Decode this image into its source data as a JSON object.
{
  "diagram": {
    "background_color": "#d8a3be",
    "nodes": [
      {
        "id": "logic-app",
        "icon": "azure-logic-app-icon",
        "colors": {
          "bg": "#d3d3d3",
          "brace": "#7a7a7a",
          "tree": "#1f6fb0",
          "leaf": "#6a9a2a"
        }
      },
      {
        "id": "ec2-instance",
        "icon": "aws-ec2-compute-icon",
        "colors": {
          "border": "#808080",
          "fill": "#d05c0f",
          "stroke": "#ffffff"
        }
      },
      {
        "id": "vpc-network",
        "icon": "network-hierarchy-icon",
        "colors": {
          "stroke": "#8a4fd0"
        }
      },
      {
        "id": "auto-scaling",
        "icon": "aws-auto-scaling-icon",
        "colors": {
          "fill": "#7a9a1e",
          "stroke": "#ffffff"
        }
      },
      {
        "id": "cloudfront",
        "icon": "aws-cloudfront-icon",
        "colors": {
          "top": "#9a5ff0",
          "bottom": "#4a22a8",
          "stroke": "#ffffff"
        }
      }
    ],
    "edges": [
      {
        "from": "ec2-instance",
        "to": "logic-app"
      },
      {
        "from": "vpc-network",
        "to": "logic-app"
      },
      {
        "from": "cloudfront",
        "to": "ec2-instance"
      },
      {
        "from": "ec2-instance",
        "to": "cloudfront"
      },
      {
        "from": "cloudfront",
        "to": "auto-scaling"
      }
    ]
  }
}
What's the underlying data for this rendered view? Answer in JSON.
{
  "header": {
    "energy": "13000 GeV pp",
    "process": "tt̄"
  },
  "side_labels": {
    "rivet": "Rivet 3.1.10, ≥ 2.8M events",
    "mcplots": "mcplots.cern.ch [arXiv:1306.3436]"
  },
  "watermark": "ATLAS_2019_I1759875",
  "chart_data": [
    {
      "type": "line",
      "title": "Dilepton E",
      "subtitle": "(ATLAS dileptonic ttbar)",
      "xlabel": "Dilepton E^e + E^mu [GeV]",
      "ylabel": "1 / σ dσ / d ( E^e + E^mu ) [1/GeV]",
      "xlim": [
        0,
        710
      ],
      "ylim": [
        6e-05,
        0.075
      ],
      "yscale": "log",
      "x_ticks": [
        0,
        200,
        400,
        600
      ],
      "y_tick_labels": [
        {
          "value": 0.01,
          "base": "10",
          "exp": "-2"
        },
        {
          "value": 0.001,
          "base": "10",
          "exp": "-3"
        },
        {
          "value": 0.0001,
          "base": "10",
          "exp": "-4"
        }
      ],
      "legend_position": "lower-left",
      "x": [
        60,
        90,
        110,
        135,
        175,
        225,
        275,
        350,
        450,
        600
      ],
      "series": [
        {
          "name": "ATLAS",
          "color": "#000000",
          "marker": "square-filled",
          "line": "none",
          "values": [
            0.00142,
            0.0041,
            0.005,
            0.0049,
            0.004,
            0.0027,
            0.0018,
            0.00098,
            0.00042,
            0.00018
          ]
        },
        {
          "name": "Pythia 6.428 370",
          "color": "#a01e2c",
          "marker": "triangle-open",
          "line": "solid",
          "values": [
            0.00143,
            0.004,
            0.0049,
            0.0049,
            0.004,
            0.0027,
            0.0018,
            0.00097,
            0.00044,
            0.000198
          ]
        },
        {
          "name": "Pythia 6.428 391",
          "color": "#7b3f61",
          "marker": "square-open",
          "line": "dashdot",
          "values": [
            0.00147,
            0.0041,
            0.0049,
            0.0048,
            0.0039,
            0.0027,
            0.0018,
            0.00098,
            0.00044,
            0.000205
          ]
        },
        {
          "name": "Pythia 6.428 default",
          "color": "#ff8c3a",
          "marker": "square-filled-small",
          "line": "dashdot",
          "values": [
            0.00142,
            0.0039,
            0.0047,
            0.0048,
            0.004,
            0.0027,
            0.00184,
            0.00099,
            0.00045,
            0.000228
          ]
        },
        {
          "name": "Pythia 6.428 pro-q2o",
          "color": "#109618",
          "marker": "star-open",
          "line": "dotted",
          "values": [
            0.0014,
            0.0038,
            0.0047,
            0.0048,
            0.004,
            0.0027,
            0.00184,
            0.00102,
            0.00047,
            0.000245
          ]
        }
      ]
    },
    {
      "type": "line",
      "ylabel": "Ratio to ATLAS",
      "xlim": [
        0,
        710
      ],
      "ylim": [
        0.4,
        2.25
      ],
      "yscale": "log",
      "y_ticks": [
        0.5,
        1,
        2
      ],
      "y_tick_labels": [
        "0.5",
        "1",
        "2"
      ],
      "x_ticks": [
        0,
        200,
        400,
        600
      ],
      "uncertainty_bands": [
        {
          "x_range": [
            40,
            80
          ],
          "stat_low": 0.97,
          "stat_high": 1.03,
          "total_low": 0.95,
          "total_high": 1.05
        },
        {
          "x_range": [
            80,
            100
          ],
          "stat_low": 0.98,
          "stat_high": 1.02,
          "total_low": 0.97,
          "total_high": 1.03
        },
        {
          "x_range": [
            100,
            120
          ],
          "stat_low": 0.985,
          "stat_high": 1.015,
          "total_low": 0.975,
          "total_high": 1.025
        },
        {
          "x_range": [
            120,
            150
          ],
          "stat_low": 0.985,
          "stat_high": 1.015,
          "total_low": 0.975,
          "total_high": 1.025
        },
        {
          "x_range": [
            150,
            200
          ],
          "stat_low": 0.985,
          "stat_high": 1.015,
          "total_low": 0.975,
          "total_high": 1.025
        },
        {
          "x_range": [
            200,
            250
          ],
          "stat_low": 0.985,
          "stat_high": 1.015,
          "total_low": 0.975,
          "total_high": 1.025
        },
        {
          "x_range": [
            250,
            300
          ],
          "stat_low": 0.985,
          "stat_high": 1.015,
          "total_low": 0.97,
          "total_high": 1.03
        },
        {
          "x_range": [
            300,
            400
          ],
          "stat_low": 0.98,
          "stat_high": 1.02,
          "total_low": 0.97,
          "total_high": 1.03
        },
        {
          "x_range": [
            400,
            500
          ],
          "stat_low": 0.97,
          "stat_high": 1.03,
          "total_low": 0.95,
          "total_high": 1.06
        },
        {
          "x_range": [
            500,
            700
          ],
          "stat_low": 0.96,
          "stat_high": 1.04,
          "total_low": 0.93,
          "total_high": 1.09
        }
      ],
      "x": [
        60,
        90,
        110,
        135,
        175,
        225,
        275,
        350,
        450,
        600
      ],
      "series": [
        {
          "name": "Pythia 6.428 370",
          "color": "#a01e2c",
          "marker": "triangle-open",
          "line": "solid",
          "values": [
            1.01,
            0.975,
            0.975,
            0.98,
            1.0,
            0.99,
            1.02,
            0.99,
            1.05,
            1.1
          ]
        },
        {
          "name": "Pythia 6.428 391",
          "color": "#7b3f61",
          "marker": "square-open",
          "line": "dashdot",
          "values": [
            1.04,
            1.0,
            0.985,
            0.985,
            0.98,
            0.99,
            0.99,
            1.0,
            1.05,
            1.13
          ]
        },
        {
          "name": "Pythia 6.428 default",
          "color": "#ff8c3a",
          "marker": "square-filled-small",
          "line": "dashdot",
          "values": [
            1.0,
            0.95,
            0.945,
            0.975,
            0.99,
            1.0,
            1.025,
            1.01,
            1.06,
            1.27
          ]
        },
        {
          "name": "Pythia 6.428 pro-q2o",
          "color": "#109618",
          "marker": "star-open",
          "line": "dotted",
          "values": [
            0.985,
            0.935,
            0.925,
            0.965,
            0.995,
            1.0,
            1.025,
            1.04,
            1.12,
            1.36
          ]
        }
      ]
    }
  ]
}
=-=-=
> **Task description**
Transcribe the data. Leave every line exactly as it is.

> **Result**
Decode this image into its source data as a JSON object.
{
  "diagram": {
    "background_color": "#d8a3be",
    "nodes": [
      {
        "id": "logic-app",
        "icon": "azure-logic-app-icon",
        "colors": {
          "bg": "#d3d3d3",
          "brace": "#7a7a7a",
          "tree": "#1f6fb0",
          "leaf": "#6a9a2a"
        }
      },
      {
        "id": "ec2-instance",
        "icon": "aws-ec2-compute-icon",
        "colors": {
          "border": "#808080",
          "fill": "#d05c0f",
          "stroke": "#ffffff"
        }
      },
      {
        "id": "vpc-network",
        "icon": "network-hierarchy-icon",
        "colors": {
          "stroke": "#8a4fd0"
        }
      },
      {
        "id": "auto-scaling",
        "icon": "aws-auto-scaling-icon",
        "colors": {
          "fill": "#7a9a1e",
          "stroke": "#ffffff"
        }
      },
      {
        "id": "cloudfront",
        "icon": "aws-cloudfront-icon",
        "colors": {
          "top": "#9a5ff0",
          "bottom": "#4a22a8",
          "stroke": "#ffffff"
        }
      }
    ],
    "edges": [
      {
        "from": "ec2-instance",
        "to": "logic-app"
      },
      {
        "from": "vpc-network",
        "to": "logic-app"
      },
      {
        "from": "cloudfront",
        "to": "ec2-instance"
      },
      {
        "from": "ec2-instance",
        "to": "cloudfront"
      },
      {
        "from": "cloudfront",
        "to": "auto-scaling"
      }
    ]
  }
}
What's the underlying data for this rendered view? Answer in JSON.
{
  "header": {
    "energy": "13000 GeV pp",
    "process": "tt̄"
  },
  "side_labels": {
    "rivet": "Rivet 3.1.10, ≥ 2.8M events",
    "mcplots": "mcplots.cern.ch [arXiv:1306.3436]"
  },
  "watermark": "ATLAS_2019_I1759875",
  "chart_data": [
    {
      "type": "line",
      "title": "Dilepton E",
      "subtitle": "(ATLAS dileptonic ttbar)",
      "xlabel": "Dilepton E^e + E^mu [GeV]",
      "ylabel": "1 / σ dσ / d ( E^e + E^mu ) [1/GeV]",
      "xlim": [
        0,
        710
      ],
      "ylim": [
        6e-05,
        0.075
      ],
      "yscale": "log",
      "x_ticks": [
        0,
        200,
        400,
        600
      ],
      "y_tick_labels": [
        {
          "value": 0.01,
          "base": "10",
          "exp": "-2"
        },
        {
          "value": 0.001,
          "base": "10",
          "exp": "-3"
        },
        {
          "value": 0.0001,
          "base": "10",
          "exp": "-4"
        }
      ],
      "legend_position": "lower-left",
      "x": [
        60,
        90,
        110,
        135,
        175,
        225,
        275,
        350,
        450,
        600
      ],
      "series": [
        {
          "name": "ATLAS",
          "color": "#000000",
          "marker": "square-filled",
          "line": "none",
          "values": [
            0.00142,
            0.0041,
            0.005,
            0.0049,
            0.004,
            0.0027,
            0.0018,
            0.00098,
            0.00042,
            0.00018
          ]
        },
        {
          "name": "Pythia 6.428 370",
          "color": "#a01e2c",
          "marker": "triangle-open",
          "line": "solid",
          "values": [
            0.00143,
            0.004,
            0.0049,
            0.0049,
            0.004,
            0.0027,
            0.0018,
            0.00097,
            0.00044,
            0.000198
          ]
        },
        {
          "name": "Pythia 6.428 391",
          "color": "#7b3f61",
          "marker": "square-open",
          "line": "dashdot",
          "values": [
            0.00147,
            0.0041,
            0.0049,
            0.0048,
            0.0039,
            0.0027,
            0.0018,
            0.00098,
            0.00044,
            0.000205
          ]
        },
        {
          "name": "Pythia 6.428 default",
          "color": "#ff8c3a",
          "marker": "square-filled-small",
          "line": "dashdot",
          "values": [
            0.00142,
            0.0039,
            0.0047,
            0.0048,
            0.004,
            0.0027,
            0.00184,
            0.00099,
            0.00045,
            0.000228
          ]
        },
        {
          "name": "Pythia 6.428 pro-q2o",
          "color": "#109618",
          "marker": "star-open",
          "line": "dotted",
          "values": [
            0.0014,
            0.0038,
            0.0047,
            0.0048,
            0.004,
            0.0027,
            0.00184,
            0.00102,
            0.00047,
            0.000245
          ]
        }
      ]
    },
    {
      "type": "line",
      "ylabel": "Ratio to ATLAS",
      "xlim": [
        0,
        710
      ],
      "ylim": [
        0.4,
        2.25
      ],
      "yscale": "log",
      "y_ticks": [
        0.5,
        1,
        2
      ],
      "y_tick_labels": [
        "0.5",
        "1",
        "2"
      ],
      "x_ticks": [
        0,
        200,
        400,
        600
      ],
      "uncertainty_bands": [
        {
          "x_range": [
            40,
            80
          ],
          "stat_low": 0.97,
          "stat_high": 1.03,
          "total_low": 0.95,
          "total_high": 1.05
        },
        {
          "x_range": [
            80,
            100
          ],
          "stat_low": 0.98,
          "stat_high": 1.02,
          "total_low": 0.97,
          "total_high": 1.03
        },
        {
          "x_range": [
            100,
            120
          ],
          "stat_low": 0.985,
          "stat_high": 1.015,
          "total_low": 0.975,
          "total_high": 1.025
        },
        {
          "x_range": [
            120,
            150
          ],
          "stat_low": 0.985,
          "stat_high": 1.015,
          "total_low": 0.975,
          "total_high": 1.025
        },
        {
          "x_range": [
            150,
            200
          ],
          "stat_low": 0.985,
          "stat_high": 1.015,
          "total_low": 0.975,
          "total_high": 1.025
        },
        {
          "x_range": [
            200,
            250
          ],
          "stat_low": 0.985,
          "stat_high": 1.015,
          "total_low": 0.975,
          "total_high": 1.025
        },
        {
          "x_range": [
            250,
            300
          ],
          "stat_low": 0.985,
          "stat_high": 1.015,
          "total_low": 0.97,
          "total_high": 1.03
        },
        {
          "x_range": [
            300,
            400
          ],
          "stat_low": 0.98,
          "stat_high": 1.02,
          "total_low": 0.97,
          "total_high": 1.03
        },
        {
          "x_range": [
            400,
            500
          ],
          "stat_low": 0.97,
          "stat_high": 1.03,
          "total_low": 0.95,
          "total_high": 1.06
        },
        {
          "x_range": [
            500,
            700
          ],
          "stat_low": 0.96,
          "stat_high": 1.04,
          "total_low": 0.93,
          "total_high": 1.09
        }
      ],
      "x": [
        60,
        90,
        110,
        135,
        175,
        225,
        275,
        350,
        450,
        600
      ],
      "series": [
        {
          "name": "Pythia 6.428 370",
          "color": "#a01e2c",
          "marker": "triangle-open",
          "line": "solid",
          "values": [
            1.01,
            0.975,
            0.975,
            0.98,
            1.0,
            0.99,
            1.02,
            0.99,
            1.05,
            1.1
          ]
        },
        {
          "name": "Pythia 6.428 391",
          "color": "#7b3f61",
          "marker": "square-open",
          "line": "dashdot",
          "values": [
            1.04,
            1.0,
            0.985,
            0.985,
            0.98,
            0.99,
            0.99,
            1.0,
            1.05,
            1.13
          ]
        },
        {
          "name": "Pythia 6.428 default",
          "color": "#ff8c3a",
          "marker": "square-filled-small",
          "line": "dashdot",
          "values": [
            1.0,
            0.95,
            0.945,
            0.975,
            0.99,
            1.0,
            1.025,
            1.01,
            1.06,
            1.27
          ]
        },
        {
          "name": "Pythia 6.428 pro-q2o",
          "color": "#109618",
          "marker": "star-open",
          "line": "dotted",
          "values": [
            0.985,
            0.935,
            0.925,
            0.965,
            0.995,
            1.0,
            1.025,
            1.04,
            1.12,
            1.36
          ]
        }
      ]
    }
  ]
}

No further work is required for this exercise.